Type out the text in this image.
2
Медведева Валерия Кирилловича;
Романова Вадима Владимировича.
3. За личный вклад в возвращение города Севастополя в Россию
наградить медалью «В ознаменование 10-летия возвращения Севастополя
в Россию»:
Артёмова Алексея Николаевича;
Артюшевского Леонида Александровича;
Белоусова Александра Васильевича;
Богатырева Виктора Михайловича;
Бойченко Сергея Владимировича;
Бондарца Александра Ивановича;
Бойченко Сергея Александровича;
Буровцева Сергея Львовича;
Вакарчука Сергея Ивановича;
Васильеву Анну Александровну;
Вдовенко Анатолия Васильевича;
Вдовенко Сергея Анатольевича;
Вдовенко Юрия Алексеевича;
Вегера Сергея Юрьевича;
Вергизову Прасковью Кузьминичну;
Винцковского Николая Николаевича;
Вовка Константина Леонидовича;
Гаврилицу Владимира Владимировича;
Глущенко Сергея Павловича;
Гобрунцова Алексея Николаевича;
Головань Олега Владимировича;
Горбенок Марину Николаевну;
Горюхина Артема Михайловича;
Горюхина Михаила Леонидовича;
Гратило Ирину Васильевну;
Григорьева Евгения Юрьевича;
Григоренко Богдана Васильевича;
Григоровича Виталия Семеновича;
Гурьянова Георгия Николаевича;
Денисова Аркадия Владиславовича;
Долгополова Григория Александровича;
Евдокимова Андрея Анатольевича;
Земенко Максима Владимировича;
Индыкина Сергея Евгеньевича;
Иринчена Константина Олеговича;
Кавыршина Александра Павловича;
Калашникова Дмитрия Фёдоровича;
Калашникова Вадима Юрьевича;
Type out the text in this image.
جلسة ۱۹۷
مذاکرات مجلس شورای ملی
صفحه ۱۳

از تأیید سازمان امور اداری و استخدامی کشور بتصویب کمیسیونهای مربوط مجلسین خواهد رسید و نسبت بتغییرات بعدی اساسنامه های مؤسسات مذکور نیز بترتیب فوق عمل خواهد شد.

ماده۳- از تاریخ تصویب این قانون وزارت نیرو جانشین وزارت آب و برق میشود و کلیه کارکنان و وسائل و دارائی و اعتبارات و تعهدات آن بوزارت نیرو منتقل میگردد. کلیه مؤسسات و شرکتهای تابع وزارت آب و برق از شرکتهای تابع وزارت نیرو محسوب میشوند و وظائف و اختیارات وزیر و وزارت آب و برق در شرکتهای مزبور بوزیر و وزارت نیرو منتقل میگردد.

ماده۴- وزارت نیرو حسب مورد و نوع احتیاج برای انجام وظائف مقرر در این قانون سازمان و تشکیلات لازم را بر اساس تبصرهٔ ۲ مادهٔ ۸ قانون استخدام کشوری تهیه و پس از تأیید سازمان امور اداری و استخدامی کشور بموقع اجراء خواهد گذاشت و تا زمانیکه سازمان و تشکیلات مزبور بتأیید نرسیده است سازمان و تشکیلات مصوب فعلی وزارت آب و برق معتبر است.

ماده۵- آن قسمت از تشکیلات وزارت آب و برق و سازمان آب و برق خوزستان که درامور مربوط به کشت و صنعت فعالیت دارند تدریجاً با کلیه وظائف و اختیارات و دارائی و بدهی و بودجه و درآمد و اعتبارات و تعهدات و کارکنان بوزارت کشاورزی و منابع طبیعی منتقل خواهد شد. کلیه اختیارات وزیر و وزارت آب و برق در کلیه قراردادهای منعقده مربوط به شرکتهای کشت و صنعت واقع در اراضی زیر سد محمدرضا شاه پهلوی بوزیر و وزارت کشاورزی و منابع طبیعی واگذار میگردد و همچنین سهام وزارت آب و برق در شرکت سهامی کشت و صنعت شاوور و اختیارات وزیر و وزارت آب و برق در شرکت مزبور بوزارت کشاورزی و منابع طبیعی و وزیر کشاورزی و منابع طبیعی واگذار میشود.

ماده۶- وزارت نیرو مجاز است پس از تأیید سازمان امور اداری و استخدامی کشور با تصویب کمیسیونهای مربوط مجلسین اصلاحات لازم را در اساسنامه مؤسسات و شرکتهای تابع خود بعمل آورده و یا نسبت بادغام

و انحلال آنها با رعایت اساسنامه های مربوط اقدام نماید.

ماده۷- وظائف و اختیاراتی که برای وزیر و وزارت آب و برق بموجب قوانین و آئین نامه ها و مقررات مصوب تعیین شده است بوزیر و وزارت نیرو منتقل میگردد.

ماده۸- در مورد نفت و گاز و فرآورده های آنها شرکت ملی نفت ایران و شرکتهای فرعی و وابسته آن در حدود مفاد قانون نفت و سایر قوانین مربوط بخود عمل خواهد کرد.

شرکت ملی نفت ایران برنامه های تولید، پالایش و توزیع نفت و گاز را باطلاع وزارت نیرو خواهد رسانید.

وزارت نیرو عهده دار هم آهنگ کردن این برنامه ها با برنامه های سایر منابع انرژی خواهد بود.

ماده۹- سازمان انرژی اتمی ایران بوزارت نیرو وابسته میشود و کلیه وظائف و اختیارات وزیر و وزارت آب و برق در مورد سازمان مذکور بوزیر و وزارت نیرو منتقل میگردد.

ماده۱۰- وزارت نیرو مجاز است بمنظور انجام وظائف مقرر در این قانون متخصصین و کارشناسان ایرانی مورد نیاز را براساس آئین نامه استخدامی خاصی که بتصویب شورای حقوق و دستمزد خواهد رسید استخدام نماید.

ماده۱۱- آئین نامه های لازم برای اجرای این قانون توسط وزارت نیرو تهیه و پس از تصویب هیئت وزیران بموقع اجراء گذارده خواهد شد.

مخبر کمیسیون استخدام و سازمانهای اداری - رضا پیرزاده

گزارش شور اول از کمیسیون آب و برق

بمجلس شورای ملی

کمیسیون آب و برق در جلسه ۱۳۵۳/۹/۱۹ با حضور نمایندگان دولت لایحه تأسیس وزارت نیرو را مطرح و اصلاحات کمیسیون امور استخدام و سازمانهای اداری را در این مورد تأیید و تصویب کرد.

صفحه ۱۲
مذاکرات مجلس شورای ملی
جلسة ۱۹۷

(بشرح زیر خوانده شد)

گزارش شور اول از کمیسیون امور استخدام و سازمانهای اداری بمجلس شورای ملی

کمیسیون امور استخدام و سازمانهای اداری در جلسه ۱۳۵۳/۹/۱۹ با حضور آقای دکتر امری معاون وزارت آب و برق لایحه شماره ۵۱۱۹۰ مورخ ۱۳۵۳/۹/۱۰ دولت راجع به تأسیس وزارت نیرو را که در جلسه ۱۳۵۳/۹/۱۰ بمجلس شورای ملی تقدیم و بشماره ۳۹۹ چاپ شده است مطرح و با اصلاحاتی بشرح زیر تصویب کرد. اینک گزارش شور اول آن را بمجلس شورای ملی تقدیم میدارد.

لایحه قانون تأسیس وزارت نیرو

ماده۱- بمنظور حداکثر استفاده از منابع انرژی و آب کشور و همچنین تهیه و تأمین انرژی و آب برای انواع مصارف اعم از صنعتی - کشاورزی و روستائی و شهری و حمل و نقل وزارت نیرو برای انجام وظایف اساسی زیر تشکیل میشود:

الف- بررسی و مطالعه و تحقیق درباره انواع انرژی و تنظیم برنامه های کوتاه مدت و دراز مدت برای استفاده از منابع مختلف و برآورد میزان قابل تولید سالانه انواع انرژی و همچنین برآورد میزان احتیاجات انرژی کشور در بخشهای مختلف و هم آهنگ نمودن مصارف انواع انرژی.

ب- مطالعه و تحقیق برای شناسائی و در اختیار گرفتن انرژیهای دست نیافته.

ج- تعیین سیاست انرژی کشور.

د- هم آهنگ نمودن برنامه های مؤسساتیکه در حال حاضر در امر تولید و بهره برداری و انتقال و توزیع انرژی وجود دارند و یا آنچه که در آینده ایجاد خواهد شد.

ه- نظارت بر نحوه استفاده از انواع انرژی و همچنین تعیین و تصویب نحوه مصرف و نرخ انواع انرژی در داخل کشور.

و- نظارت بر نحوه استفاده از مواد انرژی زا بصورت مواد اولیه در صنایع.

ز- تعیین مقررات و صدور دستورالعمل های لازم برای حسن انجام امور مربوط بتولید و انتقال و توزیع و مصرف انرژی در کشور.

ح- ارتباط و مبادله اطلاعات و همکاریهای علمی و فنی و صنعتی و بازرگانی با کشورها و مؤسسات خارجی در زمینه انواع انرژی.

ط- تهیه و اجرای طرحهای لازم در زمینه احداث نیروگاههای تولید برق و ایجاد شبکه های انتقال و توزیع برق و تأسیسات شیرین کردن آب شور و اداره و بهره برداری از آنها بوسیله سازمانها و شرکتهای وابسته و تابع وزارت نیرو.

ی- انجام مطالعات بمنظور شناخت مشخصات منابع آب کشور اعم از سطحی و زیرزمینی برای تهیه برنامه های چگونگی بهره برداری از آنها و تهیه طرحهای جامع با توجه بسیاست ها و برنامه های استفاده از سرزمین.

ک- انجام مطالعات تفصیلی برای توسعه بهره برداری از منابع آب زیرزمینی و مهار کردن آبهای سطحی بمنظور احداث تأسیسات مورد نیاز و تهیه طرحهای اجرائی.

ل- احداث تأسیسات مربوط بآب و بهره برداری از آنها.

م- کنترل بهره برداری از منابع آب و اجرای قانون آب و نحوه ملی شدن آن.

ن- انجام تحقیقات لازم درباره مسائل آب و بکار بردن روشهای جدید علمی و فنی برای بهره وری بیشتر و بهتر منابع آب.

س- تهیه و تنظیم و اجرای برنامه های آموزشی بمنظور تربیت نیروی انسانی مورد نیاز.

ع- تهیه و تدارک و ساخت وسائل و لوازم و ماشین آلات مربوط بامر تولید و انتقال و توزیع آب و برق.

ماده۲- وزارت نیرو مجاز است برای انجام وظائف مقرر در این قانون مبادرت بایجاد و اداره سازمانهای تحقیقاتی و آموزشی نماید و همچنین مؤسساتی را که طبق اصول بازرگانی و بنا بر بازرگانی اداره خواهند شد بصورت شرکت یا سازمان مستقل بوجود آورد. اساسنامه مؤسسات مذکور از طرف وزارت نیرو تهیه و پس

____________________

# TASK REQUIREMENTS:
Copy the lines from the entries above in which the word "مطالعه" appears.

# RESULT OF THIS TASK:
الف- بررسی و مطالعه و تحقیق درباره انواع انرژی و تنظیم برنامه های کوتاه مدت و دراز مدت برای استفاده از منابع مختلف و برآورد میزان قابل تولید سالانه انواع انرژی و همچنین برآورد میزان احتیاجات انرژی کشور در بخشهای مختلف و هم آهنگ نمودن مصارف انواع انرژی.
ب- مطالعه و تحقیق برای شناسائی و در اختیار گرفتن انرژیهای دست نیافته.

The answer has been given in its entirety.